[BEGIN DATA FOR THE TASK]

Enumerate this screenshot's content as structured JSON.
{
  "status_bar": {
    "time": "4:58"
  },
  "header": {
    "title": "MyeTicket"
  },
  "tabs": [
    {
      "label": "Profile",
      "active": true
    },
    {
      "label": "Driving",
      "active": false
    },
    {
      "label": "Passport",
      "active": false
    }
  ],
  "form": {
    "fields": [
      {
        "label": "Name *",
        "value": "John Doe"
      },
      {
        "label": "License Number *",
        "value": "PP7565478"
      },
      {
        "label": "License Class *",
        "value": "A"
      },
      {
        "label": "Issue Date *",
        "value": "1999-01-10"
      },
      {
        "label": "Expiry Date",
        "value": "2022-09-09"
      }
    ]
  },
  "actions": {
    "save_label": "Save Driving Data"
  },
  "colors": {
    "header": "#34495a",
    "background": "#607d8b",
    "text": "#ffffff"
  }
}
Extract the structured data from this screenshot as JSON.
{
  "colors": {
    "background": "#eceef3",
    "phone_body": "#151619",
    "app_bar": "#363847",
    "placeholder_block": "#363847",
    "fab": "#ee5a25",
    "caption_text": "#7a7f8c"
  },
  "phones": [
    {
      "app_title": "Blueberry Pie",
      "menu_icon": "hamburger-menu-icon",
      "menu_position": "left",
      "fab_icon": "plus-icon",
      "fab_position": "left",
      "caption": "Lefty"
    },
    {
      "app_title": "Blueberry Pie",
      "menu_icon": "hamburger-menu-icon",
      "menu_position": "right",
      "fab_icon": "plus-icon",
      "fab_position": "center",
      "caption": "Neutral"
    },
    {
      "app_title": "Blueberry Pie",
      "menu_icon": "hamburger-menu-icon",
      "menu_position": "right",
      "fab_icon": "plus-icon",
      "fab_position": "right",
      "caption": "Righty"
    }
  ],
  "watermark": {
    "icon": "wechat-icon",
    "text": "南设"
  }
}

[END DATA FOR THE TASK]

- GIVEN TASK -
Print the material verbatim, all of it.

- RESPONSE BELOW -
Enumerate this screenshot's content as structured JSON.
{
  "status_bar": {
    "time": "4:58"
  },
  "header": {
    "title": "MyeTicket"
  },
  "tabs": [
    {
      "label": "Profile",
      "active": true
    },
    {
      "label": "Driving",
      "active": false
    },
    {
      "label": "Passport",
      "active": false
    }
  ],
  "form": {
    "fields": [
      {
        "label": "Name *",
        "value": "John Doe"
      },
      {
        "label": "License Number *",
        "value": "PP7565478"
      },
      {
        "label": "License Class *",
        "value": "A"
      },
      {
        "label": "Issue Date *",
        "value": "1999-01-10"
      },
      {
        "label": "Expiry Date",
        "value": "2022-09-09"
      }
    ]
  },
  "actions": {
    "save_label": "Save Driving Data"
  },
  "colors": {
    "header": "#34495a",
    "background": "#607d8b",
    "text": "#ffffff"
  }
}
Extract the structured data from this screenshot as JSON.
{
  "colors": {
    "background": "#eceef3",
    "phone_body": "#151619",
    "app_bar": "#363847",
    "placeholder_block": "#363847",
    "fab": "#ee5a25",
    "caption_text": "#7a7f8c"
  },
  "phones": [
    {
      "app_title": "Blueberry Pie",
      "menu_icon": "hamburger-menu-icon",
      "menu_position": "left",
      "fab_icon": "plus-icon",
      "fab_position": "left",
      "caption": "Lefty"
    },
    {
      "app_title": "Blueberry Pie",
      "menu_icon": "hamburger-menu-icon",
      "menu_position": "right",
      "fab_icon": "plus-icon",
      "fab_position": "center",
      "caption": "Neutral"
    },
    {
      "app_title": "Blueberry Pie",
      "menu_icon": "hamburger-menu-icon",
      "menu_position": "right",
      "fab_icon": "plus-icon",
      "fab_position": "right",
      "caption": "Righty"
    }
  ],
  "watermark": {
    "icon": "wechat-icon",
    "text": "南设"
  }
}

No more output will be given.